- **Request a**:
In the multilevel modeling primer, write out everything from "The variation in" down to "library(lme4)", substituting "multilevel modeling" for "MLM" wherever it appears.

Multilevel Modeling: A brief primer
The data are completely processed, and we’ve got a good idea of what’s going on in them. Now, we can get the exciting part! A full overview of multilevel linear modeling (MLM) is beyond the scope of this article, but I’ll give a short discussion on why this method of analysis was chosen.
MLM is used for analyses of data that have certain groupings, as well as data with repeated observations. In the present study, there are both. We have a set of different platforms, and each participant is also measured 3 times (weeks) for each platform. If we were to do a linear regressions, this structure inherently violates one of that model’s assumptions: independence of errors - i.e., that errors are uncorrelaed. In repeated measures observations, we’re going to have observations that are more alike than others since the same person is going to have multiple measurements! Additionally, as the EDA portion hinted at, there are going to be observations for certain platforms that are more alike than others. For example, instagram will, on average, have much more favorable ratings and higher usage than Pinterest. An advantage of MLM is that the assumption of independence of errrors does not have to be true.
In a standard linear regression, a single intercept value is estimated, which assumes a “one-size-fits-all” value. In MLM, we can estimate random intercepts for any differences in groupings. Take another look at the mean usages for each platform.
The variation in intercepts (where each platform hits the y-axis) is stark enough to illustrate that we should probably not estimate 1 intercept here. Random intercepts in MLM will be able to account for this. Similarly, we can look at participants’ average usage times for all apps each week.
Using MLM, we will be able to estimate separate intercepts for each participant as well! By taking into account these differences, we will be able to get more accurate coefficients for our predictors since we remove differences associated with both individual participants as well as the platforms.
The actual modeling will follow these steps:
- Fixed intercept
- Random intercept - participants
- Random intercept - platforms
- Addition of predictors
Modeling
For the actual modeling, we’ll be using the lme4 library in R.
First, we need to import the data and necessary R packages.
library(lme4)
#For p-values of predictors
library(lmerTest)

- **Request b**:
Rewrite all the lines of the rows below as a Markdown table with the columns "No." for the line number and "Line" for the line itself. Skip blank lines and leave the pictures out.

Records from a data collection:
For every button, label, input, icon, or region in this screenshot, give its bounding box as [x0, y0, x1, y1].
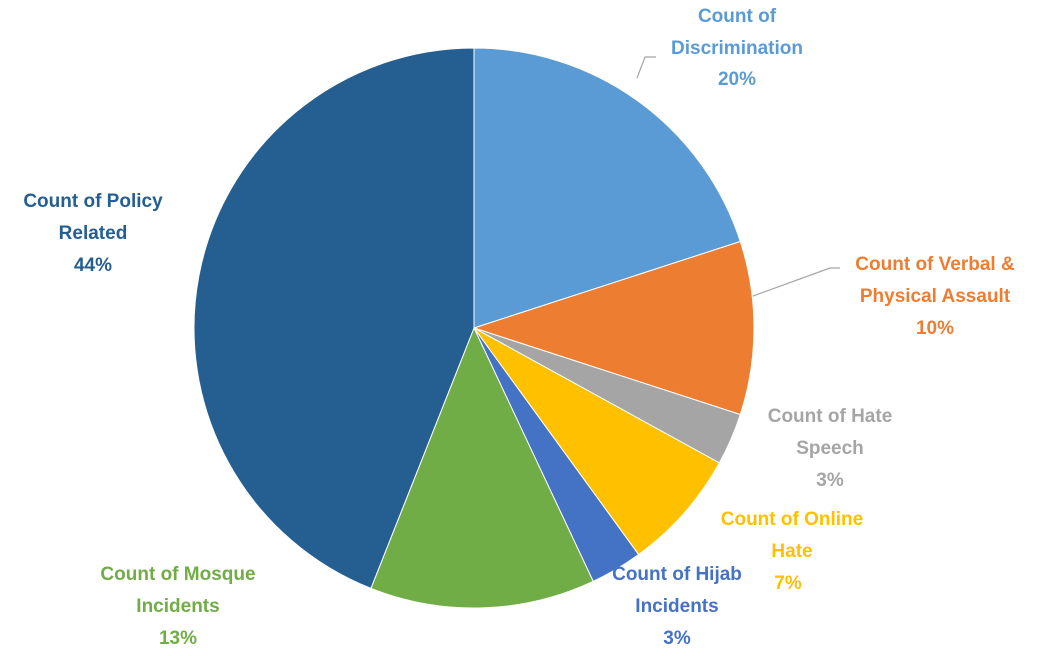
slice-value-label: 10%	[915, 318, 955, 339]
slice-label: Count of Hate Speech	[767, 406, 893, 459]
pie-slice	[370, 326, 594, 609]
pie-slice	[473, 47, 741, 329]
slice-value-label: 13%	[158, 628, 198, 649]
leader-line	[741, 267, 840, 301]
slice-value-label: 7%	[774, 573, 802, 594]
slice-label: Count of Online Hate	[720, 509, 864, 562]
pie-slice	[193, 47, 475, 589]
slice-label: Count of Verbal & Physical Assault	[855, 254, 1015, 307]
slice-value-label: 44%	[73, 255, 113, 276]
slice-value-label: 3%	[663, 628, 691, 649]
pie-slice	[473, 327, 721, 556]
slice-label: Count of Mosque Incidents	[100, 564, 256, 617]
slice-label: Count of Policy Related	[23, 191, 163, 244]
slice-label: Count of Hijab Incidents	[612, 564, 742, 617]
slice-value-label: 3%	[816, 470, 844, 491]
leader-line	[636, 56, 656, 79]
pie-slice	[472, 240, 755, 416]
slice-label: Count of Discrimination	[671, 6, 803, 59]
slice-value-label: 20%	[717, 69, 757, 90]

- **Response a**:
The variation in intercepts (where each platform hits the y-axis) is stark enough to illustrate that we should probably not estimate 1 intercept here. Random intercepts in multilevel modeling will be able to account for this. Similarly, we can look at participants’ average usage times for all apps each week.
Using multilevel modeling, we will be able to estimate separate intercepts for each participant as well! By taking into account these differences, we will be able to get more accurate coefficients for our predictors since we remove differences associated with both individual participants as well as the platforms.
The actual modeling will follow these steps:
- Fixed intercept
- Random intercept - participants
- Random intercept - platforms
- Addition of predictors
Modeling
For the actual modeling, we’ll be using the lme4 library in R.
First, we need to import the data and necessary R packages.
library(lme4)

- **Response b**:
| No. | Line |
|---|---|
| 1 | For every button, label, input, icon, or region in this screenshot, give its bounding box as [x0, y0, x1, y1]. |
| 2 | slice-value-label: 10%	[915, 318, 955, 339] |
| 3 | slice-label: Count of Hate Speech	[767, 406, 893, 459] |
| 4 | pie-slice	[370, 326, 594, 609] |
| 5 | pie-slice	[473, 47, 741, 329] |
| 6 | slice-value-label: 13%	[158, 628, 198, 649] |
| 7 | leader-line	[741, 267, 840, 301] |
| 8 | slice-value-label: 7%	[774, 573, 802, 594] |
| 9 | slice-label: Count of Online Hate	[720, 509, 864, 562] |
| 10 | pie-slice	[193, 47, 475, 589] |
| 11 | slice-label: Count of Verbal & Physical Assault	[855, 254, 1015, 307] |
| 12 | slice-value-label: 44%	[73, 255, 113, 276] |
| 13 | slice-value-label: 3%	[663, 628, 691, 649] |
| 14 | pie-slice	[473, 327, 721, 556] |
| 15 | slice-label: Count of Mosque Incidents	[100, 564, 256, 617] |
| 16 | slice-label: Count of Policy Related	[23, 191, 163, 244] |
| 17 | slice-label: Count of Hijab Incidents	[612, 564, 742, 617] |
| 18 | slice-value-label: 3%	[816, 470, 844, 491] |
| 19 | leader-line	[636, 56, 656, 79] |
| 20 | pie-slice	[472, 240, 755, 416] |
| 21 | slice-label: Count of Discrimination	[671, 6, 803, 59] |
| 22 | slice-value-label: 20%	[717, 69, 757, 90] |